__Records__:
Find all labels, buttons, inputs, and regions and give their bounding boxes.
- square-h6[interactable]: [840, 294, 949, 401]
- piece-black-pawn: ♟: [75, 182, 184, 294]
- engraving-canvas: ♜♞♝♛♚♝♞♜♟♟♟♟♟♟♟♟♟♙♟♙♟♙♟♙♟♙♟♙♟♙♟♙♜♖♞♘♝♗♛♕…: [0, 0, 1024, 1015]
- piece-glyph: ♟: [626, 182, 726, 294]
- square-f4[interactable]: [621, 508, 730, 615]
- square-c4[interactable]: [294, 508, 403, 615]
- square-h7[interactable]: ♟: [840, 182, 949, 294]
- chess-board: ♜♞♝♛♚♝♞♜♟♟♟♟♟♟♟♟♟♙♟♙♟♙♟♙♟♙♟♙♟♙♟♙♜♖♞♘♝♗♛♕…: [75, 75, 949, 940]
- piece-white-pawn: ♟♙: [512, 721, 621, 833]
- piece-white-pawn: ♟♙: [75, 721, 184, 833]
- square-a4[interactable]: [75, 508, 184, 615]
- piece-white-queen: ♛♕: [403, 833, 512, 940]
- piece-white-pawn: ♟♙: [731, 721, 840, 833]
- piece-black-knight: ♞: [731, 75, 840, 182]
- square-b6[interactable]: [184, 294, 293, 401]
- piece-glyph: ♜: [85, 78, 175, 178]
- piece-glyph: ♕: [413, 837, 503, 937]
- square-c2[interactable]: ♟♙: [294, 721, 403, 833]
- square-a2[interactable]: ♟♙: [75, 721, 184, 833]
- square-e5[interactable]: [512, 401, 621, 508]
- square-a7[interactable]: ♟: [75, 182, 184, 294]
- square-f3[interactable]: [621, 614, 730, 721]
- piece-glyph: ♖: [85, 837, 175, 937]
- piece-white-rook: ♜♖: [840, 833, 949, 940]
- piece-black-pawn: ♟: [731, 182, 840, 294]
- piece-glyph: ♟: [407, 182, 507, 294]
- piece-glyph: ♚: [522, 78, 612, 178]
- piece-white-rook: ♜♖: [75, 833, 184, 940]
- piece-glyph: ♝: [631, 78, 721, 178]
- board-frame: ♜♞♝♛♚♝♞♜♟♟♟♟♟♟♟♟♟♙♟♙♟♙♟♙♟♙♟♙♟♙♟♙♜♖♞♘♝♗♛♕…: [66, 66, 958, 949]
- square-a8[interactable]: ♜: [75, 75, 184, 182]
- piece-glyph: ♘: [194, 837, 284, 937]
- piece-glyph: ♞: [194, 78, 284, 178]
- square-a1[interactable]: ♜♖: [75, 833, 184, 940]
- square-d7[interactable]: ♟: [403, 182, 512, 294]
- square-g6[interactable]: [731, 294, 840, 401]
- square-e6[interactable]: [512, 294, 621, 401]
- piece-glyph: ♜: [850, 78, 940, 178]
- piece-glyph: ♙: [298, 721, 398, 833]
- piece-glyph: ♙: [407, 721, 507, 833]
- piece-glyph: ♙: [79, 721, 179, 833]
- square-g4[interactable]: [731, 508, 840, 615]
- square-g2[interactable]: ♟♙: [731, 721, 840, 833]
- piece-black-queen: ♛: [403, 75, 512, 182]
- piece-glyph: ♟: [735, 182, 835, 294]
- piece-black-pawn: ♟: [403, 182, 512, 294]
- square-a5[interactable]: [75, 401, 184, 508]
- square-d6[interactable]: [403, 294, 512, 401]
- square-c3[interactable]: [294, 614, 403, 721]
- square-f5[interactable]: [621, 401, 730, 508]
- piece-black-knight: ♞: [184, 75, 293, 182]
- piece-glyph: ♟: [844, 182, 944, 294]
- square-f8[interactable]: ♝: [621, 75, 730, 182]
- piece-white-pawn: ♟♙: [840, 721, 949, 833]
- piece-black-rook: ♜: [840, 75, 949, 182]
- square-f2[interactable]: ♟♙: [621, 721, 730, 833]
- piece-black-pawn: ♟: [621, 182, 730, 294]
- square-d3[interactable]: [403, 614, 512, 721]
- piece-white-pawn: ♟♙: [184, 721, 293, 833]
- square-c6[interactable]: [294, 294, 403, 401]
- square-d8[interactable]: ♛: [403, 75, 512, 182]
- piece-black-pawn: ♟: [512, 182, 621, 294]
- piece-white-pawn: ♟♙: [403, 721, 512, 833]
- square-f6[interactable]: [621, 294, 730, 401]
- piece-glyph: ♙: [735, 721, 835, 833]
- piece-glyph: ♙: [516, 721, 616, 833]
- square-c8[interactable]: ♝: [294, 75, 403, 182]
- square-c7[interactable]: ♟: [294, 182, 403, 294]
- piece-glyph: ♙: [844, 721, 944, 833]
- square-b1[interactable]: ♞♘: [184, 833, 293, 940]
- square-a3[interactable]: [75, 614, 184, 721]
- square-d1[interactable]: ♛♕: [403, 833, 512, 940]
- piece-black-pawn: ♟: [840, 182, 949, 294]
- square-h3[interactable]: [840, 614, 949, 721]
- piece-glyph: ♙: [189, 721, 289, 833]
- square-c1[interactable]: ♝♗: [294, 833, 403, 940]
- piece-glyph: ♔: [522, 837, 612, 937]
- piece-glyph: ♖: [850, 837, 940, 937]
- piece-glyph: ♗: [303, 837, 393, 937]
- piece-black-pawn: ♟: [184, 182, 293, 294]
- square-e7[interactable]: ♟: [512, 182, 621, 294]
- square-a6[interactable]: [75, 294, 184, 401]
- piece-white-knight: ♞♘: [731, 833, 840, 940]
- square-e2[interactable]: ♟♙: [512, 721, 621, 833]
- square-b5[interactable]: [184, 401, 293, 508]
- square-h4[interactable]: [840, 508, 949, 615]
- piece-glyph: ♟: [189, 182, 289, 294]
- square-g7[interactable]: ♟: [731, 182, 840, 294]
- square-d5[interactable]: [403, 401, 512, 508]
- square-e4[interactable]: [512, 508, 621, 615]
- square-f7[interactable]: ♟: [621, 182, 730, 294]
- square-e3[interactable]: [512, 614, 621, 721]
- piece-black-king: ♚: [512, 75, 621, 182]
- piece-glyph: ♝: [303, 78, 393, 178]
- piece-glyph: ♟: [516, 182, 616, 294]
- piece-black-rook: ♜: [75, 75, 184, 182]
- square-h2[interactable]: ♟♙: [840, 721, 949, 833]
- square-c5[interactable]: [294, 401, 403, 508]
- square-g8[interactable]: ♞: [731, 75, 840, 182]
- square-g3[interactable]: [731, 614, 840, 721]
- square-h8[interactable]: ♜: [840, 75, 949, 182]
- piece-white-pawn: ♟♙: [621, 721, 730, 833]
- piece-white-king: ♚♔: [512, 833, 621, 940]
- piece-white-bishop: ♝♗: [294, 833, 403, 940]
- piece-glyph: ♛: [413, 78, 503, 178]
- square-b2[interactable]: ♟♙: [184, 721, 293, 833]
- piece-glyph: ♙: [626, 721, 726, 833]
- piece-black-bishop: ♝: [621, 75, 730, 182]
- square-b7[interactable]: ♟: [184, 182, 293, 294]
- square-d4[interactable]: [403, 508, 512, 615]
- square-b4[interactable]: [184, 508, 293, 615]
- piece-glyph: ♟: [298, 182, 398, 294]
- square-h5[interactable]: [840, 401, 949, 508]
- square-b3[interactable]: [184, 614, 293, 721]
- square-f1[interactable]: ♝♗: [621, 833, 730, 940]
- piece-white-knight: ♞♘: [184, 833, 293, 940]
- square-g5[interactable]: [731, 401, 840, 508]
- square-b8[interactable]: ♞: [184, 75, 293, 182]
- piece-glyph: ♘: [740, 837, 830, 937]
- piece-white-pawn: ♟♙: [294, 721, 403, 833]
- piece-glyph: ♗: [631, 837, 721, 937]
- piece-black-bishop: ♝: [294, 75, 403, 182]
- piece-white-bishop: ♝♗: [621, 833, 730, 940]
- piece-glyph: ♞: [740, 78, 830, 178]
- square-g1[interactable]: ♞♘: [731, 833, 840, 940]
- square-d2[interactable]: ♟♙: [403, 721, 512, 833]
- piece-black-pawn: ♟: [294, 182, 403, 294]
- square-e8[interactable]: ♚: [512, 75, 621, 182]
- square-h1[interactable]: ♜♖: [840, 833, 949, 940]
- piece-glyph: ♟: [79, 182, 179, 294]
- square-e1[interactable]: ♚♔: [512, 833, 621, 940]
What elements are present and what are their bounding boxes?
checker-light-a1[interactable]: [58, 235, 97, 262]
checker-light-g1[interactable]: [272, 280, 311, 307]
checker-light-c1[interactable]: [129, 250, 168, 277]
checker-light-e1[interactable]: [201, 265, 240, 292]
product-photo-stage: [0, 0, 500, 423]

__Task goal__:
Repeat the stretch of data from its very first line through the line containing "- piece-white-queen: ♛♕: [403, 833, 512, 940]", keeping every character the same.

__Solution for this exercise__:
Find all labels, buttons, inputs, and regions and give their bounding boxes.
- square-h6[interactable]: [840, 294, 949, 401]
- piece-black-pawn: ♟: [75, 182, 184, 294]
- engraving-canvas: ♜♞♝♛♚♝♞♜♟♟♟♟♟♟♟♟♟♙♟♙♟♙♟♙♟♙♟♙♟♙♟♙♜♖♞♘♝♗♛♕…: [0, 0, 1024, 1015]
- piece-glyph: ♟: [626, 182, 726, 294]
- square-f4[interactable]: [621, 508, 730, 615]
- square-c4[interactable]: [294, 508, 403, 615]
- square-h7[interactable]: ♟: [840, 182, 949, 294]
- chess-board: ♜♞♝♛♚♝♞♜♟♟♟♟♟♟♟♟♟♙♟♙♟♙♟♙♟♙♟♙♟♙♟♙♜♖♞♘♝♗♛♕…: [75, 75, 949, 940]
- piece-white-pawn: ♟♙: [512, 721, 621, 833]
- piece-white-pawn: ♟♙: [75, 721, 184, 833]
- square-a4[interactable]: [75, 508, 184, 615]
- piece-white-queen: ♛♕: [403, 833, 512, 940]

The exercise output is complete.